Filter these entries, keeping only lines that hold the word "values".
┌─ Records for this exercise
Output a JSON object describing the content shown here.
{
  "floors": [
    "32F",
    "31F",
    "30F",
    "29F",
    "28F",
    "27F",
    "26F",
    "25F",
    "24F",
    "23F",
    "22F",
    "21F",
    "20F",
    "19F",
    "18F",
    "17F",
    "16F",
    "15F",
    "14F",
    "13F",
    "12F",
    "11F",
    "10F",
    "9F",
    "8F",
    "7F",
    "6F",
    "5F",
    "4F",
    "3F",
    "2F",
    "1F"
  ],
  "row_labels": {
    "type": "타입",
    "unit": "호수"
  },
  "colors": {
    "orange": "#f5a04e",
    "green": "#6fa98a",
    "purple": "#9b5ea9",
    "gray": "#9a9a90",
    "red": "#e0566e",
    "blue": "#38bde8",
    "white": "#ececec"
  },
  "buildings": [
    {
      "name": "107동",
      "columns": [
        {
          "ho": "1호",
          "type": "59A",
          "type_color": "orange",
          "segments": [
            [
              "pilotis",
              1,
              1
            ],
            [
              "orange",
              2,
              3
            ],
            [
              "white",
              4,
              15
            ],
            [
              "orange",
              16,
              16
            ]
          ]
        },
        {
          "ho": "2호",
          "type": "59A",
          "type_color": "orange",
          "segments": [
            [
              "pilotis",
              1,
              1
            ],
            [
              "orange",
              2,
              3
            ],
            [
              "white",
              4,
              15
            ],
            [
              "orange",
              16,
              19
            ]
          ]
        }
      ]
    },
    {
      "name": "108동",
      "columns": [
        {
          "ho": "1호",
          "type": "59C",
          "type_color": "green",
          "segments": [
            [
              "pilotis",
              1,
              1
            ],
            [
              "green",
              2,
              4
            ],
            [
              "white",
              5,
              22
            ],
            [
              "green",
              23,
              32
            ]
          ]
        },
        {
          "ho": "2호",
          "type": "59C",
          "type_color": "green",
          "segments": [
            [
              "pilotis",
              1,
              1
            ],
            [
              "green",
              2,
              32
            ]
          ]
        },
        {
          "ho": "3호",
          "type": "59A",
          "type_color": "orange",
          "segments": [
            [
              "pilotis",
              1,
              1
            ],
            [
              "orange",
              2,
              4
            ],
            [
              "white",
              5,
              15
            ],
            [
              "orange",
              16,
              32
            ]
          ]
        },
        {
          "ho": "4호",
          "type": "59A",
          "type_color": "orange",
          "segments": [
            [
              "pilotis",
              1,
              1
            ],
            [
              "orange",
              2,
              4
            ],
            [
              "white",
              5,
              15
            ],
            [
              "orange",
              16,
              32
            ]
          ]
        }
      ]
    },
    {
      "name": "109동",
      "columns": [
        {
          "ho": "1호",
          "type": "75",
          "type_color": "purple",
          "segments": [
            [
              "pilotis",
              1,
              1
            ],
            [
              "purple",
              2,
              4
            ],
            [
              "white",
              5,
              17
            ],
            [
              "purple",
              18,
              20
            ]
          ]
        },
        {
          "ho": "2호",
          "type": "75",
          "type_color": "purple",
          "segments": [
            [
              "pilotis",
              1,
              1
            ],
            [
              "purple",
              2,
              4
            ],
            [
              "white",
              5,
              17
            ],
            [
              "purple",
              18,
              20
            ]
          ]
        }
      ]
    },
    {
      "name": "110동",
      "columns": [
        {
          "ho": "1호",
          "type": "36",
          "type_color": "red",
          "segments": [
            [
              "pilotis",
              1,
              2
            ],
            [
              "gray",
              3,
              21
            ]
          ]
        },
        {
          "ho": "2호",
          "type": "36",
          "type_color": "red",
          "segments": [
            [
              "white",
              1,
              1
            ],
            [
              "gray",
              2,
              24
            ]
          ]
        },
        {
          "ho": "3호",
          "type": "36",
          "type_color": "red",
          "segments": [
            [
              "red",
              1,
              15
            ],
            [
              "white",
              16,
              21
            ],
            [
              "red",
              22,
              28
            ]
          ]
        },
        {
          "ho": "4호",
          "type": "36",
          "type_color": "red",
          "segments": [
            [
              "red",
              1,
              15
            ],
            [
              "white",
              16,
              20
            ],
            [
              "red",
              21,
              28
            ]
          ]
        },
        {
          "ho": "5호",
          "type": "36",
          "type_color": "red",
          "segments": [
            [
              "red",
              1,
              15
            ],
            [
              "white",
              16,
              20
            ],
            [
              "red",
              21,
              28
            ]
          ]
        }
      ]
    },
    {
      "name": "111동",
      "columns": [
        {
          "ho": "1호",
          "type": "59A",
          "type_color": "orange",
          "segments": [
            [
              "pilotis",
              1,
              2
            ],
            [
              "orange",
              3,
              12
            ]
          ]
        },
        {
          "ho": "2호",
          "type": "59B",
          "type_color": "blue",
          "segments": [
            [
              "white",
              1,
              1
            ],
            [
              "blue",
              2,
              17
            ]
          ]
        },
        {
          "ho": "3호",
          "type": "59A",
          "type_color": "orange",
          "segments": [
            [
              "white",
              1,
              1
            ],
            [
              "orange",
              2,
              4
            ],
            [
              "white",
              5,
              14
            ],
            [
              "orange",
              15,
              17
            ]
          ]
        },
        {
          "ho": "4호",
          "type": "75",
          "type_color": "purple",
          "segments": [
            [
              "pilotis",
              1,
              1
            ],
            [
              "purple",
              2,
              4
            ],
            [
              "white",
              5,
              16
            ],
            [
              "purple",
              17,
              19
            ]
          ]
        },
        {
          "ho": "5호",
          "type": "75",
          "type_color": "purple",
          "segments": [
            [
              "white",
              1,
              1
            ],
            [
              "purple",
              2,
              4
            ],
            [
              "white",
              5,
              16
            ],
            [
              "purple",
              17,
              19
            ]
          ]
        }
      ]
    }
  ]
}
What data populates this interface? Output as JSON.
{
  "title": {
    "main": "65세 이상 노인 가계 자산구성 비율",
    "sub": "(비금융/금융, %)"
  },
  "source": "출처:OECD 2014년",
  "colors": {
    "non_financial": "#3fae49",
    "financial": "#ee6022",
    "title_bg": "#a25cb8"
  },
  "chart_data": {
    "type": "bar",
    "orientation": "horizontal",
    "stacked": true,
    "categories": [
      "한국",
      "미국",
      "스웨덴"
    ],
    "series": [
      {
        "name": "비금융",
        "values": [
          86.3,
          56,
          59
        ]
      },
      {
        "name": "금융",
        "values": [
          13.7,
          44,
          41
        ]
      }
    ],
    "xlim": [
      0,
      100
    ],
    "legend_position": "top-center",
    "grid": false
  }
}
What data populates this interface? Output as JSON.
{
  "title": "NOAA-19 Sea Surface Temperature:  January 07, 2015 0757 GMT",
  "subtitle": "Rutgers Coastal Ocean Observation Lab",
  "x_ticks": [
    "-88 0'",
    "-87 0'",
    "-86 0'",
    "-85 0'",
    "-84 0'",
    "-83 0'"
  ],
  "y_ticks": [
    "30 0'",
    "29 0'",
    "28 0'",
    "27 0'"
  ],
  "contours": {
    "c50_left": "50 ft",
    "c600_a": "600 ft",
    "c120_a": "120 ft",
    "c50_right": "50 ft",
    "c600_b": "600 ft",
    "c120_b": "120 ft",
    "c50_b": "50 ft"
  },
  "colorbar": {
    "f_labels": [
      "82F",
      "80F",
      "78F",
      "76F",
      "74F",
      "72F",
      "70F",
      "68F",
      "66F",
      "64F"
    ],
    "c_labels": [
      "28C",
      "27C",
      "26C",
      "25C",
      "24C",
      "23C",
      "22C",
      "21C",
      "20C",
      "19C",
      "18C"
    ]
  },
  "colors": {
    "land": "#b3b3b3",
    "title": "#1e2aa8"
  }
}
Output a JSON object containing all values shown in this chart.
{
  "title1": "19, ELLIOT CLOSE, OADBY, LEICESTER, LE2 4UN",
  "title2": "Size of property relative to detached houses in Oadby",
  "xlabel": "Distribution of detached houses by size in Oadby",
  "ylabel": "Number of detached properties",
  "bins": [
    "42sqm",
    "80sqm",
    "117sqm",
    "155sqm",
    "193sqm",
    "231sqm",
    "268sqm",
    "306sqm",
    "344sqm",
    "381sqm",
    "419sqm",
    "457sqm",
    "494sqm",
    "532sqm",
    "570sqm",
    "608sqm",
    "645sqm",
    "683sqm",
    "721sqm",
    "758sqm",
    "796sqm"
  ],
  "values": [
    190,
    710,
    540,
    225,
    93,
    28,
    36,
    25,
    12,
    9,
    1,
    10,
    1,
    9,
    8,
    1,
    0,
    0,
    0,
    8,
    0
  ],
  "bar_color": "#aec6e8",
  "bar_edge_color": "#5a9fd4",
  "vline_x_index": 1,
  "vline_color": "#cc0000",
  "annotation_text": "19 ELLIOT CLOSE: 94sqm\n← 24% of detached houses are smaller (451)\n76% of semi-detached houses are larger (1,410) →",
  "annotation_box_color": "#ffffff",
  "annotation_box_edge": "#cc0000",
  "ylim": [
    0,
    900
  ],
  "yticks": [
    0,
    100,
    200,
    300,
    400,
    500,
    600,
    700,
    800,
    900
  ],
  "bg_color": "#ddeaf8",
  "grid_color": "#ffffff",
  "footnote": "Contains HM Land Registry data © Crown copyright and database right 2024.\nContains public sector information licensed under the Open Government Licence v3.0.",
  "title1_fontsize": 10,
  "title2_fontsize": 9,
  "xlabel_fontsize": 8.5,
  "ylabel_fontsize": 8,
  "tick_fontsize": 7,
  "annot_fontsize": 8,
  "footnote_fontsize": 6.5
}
└─
Result ::
        "values": [
        "values": [
Output a JSON object containing all values shown in this chart.
  "values": [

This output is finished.